| THE EXERCISE |
Tally the lines that include "CLDH". Output the number only.

[Records excerpted from a collection]
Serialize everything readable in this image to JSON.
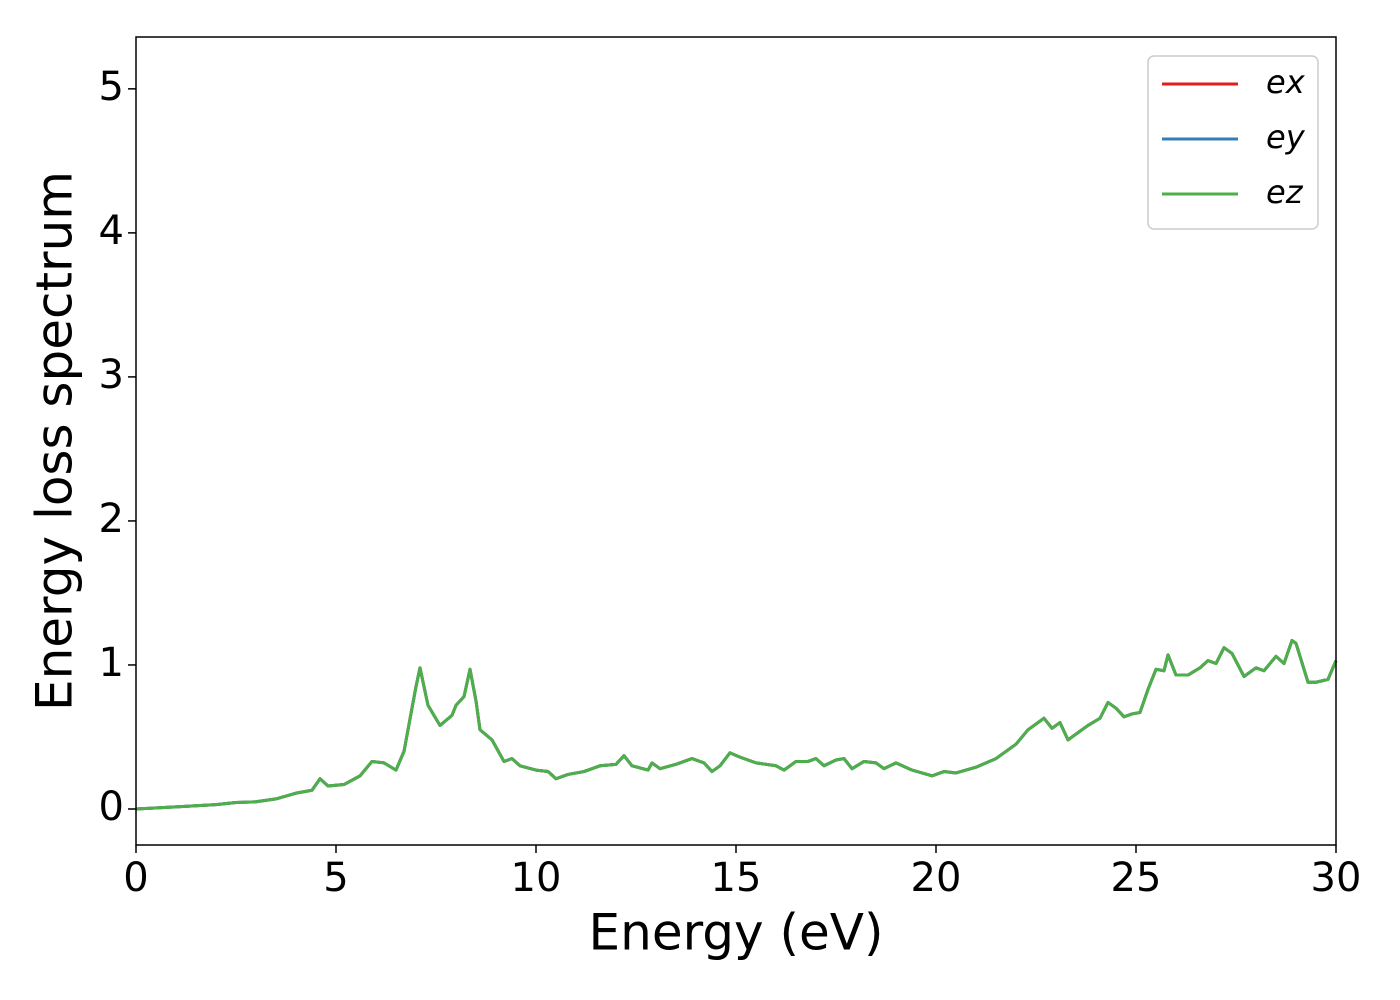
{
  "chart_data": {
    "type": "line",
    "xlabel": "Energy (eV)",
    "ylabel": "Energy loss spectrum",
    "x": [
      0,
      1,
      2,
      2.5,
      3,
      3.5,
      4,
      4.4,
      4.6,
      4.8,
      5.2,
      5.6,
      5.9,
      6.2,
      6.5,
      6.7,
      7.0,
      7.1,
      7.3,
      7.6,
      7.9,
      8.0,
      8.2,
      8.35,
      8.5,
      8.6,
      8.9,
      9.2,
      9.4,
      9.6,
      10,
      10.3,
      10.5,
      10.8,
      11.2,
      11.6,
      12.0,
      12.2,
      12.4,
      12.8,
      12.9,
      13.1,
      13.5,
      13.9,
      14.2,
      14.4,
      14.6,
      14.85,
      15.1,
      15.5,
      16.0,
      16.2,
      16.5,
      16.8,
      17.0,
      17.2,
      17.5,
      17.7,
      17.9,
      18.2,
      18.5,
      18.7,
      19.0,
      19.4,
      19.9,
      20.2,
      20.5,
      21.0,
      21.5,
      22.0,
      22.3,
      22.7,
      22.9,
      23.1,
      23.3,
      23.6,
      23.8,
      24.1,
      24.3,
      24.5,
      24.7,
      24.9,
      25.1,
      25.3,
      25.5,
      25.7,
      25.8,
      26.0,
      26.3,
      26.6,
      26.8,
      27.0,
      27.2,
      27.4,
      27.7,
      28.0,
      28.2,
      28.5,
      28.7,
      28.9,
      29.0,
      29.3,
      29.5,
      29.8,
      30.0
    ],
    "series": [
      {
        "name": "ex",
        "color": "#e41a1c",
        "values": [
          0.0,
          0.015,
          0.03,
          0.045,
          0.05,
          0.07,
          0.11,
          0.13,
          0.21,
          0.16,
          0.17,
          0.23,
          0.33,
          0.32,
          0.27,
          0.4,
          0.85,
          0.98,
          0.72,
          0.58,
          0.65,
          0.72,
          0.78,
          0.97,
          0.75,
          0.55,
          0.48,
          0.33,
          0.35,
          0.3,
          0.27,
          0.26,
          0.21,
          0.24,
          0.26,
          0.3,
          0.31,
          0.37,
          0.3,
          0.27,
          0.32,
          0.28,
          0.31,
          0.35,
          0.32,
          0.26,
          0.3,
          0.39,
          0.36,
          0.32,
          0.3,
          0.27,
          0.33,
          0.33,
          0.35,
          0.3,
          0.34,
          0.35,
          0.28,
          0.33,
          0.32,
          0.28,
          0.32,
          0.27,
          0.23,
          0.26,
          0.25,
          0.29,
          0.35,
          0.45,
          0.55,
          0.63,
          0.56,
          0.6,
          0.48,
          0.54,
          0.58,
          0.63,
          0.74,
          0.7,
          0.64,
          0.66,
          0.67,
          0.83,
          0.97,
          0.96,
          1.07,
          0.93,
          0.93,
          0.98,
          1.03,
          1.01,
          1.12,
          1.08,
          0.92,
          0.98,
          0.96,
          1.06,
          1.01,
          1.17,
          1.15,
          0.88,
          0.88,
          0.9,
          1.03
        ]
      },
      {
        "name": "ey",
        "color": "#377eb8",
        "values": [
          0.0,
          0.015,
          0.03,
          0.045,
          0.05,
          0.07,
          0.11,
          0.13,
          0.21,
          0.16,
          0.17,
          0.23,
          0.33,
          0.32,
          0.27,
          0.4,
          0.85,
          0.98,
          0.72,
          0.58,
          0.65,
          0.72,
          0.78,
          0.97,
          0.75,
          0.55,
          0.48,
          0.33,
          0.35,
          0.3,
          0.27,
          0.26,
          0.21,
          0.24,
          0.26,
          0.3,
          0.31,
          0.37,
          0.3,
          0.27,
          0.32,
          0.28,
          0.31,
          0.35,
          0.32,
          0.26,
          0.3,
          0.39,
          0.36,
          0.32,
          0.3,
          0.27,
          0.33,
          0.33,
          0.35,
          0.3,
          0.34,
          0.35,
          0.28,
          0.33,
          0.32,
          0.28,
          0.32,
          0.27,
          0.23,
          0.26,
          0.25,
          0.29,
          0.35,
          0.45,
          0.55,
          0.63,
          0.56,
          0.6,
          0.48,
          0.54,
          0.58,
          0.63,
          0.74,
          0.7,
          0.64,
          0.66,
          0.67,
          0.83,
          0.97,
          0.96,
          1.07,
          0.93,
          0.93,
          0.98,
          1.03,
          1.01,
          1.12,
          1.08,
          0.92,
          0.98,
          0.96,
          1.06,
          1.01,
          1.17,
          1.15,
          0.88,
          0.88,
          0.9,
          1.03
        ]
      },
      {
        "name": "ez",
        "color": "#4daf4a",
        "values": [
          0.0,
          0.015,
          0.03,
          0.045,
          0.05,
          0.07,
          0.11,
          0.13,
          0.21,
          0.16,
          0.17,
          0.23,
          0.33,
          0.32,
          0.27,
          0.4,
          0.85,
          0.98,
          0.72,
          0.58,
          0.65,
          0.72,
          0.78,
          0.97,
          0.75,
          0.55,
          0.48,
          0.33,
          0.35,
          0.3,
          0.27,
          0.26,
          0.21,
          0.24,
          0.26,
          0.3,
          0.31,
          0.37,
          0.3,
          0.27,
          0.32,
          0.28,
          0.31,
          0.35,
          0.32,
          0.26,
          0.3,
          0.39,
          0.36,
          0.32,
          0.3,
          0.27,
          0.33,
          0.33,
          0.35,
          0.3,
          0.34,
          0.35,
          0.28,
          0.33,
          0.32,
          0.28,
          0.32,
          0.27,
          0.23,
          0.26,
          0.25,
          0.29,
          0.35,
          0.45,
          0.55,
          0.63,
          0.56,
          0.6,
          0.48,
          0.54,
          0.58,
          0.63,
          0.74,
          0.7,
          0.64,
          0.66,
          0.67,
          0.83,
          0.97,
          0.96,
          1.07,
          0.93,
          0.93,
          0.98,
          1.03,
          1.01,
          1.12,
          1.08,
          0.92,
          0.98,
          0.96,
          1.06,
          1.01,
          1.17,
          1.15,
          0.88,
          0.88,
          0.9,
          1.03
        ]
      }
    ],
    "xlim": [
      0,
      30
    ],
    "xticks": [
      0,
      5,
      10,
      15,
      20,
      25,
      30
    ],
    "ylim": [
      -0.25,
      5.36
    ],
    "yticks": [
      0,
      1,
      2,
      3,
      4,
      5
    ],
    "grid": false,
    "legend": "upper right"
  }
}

---

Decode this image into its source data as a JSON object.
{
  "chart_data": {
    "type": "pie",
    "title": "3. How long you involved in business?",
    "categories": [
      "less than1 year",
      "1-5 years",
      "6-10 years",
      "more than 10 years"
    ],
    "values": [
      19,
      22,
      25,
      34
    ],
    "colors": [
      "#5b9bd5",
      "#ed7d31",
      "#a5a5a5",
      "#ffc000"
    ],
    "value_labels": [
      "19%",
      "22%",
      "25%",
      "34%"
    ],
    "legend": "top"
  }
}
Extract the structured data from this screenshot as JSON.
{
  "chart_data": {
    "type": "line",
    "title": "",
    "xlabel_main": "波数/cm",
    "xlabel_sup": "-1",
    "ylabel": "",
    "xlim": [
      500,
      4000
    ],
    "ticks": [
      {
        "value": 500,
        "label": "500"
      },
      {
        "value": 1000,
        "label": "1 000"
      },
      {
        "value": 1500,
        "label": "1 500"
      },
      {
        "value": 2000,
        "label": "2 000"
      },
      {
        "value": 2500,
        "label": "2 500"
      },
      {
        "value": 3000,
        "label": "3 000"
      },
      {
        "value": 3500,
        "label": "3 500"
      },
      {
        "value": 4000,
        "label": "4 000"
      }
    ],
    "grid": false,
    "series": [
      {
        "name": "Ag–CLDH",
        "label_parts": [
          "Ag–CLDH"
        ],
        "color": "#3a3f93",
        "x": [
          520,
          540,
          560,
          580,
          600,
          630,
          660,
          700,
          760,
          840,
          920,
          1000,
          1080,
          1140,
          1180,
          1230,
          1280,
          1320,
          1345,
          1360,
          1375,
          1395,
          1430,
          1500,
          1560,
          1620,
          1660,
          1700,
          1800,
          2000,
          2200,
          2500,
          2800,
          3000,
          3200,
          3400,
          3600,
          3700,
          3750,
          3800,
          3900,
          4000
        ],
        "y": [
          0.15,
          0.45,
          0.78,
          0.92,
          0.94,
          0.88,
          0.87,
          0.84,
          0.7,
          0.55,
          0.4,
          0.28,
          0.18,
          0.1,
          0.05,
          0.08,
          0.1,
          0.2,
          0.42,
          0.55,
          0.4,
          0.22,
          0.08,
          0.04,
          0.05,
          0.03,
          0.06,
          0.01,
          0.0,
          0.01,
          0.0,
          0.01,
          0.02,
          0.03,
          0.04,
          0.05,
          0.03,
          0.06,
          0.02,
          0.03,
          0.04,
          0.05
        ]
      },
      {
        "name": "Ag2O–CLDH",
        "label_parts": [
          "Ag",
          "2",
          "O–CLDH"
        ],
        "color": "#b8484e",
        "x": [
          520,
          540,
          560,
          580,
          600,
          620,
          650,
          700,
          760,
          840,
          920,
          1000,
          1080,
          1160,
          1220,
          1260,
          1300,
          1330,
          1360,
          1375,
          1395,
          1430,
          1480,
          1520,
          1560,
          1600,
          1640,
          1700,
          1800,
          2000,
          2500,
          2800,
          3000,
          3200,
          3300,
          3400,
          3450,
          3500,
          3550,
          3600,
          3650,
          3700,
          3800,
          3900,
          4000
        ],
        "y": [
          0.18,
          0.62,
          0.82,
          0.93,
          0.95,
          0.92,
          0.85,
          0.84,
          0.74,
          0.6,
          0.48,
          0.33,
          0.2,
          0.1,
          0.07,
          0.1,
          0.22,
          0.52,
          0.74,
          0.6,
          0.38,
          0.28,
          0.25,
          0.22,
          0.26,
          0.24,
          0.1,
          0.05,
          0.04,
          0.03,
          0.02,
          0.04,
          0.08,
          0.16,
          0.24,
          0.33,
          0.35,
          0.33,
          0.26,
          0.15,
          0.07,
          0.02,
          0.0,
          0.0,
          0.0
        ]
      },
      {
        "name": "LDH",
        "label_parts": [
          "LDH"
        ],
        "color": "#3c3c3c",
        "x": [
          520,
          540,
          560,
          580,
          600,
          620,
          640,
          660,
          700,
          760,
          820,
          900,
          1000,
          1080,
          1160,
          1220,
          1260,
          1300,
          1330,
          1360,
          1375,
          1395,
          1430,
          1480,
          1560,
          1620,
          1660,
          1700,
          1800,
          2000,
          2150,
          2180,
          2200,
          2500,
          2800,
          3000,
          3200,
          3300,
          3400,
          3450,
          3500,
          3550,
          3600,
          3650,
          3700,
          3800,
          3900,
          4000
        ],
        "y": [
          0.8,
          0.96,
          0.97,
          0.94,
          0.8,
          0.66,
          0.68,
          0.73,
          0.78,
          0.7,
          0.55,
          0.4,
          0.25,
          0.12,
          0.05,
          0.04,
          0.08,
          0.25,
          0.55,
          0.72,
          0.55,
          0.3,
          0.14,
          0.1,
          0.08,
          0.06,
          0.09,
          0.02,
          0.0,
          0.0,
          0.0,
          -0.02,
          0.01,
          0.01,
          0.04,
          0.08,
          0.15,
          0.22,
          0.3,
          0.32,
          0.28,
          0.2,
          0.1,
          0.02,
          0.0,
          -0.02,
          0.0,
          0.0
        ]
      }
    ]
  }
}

* * *

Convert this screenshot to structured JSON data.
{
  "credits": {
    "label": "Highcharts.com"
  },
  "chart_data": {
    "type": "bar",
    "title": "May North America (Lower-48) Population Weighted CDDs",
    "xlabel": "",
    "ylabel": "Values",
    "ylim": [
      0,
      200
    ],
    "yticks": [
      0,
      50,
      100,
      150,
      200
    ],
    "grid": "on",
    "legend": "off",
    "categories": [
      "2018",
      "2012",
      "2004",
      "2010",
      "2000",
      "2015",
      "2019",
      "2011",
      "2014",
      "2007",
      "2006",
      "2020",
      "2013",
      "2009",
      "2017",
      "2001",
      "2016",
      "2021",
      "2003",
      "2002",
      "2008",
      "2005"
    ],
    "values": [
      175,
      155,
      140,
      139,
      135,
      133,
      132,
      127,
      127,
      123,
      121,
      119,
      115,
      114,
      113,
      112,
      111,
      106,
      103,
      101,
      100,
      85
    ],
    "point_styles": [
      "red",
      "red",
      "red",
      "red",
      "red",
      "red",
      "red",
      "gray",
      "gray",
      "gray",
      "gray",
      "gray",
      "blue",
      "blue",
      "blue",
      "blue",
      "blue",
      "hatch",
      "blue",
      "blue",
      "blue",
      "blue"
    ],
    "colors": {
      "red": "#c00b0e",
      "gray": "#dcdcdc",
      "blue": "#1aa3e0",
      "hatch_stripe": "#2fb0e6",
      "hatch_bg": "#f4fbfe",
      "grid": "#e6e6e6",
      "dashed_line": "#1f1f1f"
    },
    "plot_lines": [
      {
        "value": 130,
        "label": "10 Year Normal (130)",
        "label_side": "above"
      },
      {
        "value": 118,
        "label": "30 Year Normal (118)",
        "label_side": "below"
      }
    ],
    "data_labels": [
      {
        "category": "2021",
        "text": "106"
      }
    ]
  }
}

| RESPONSE TO THE TASK |
4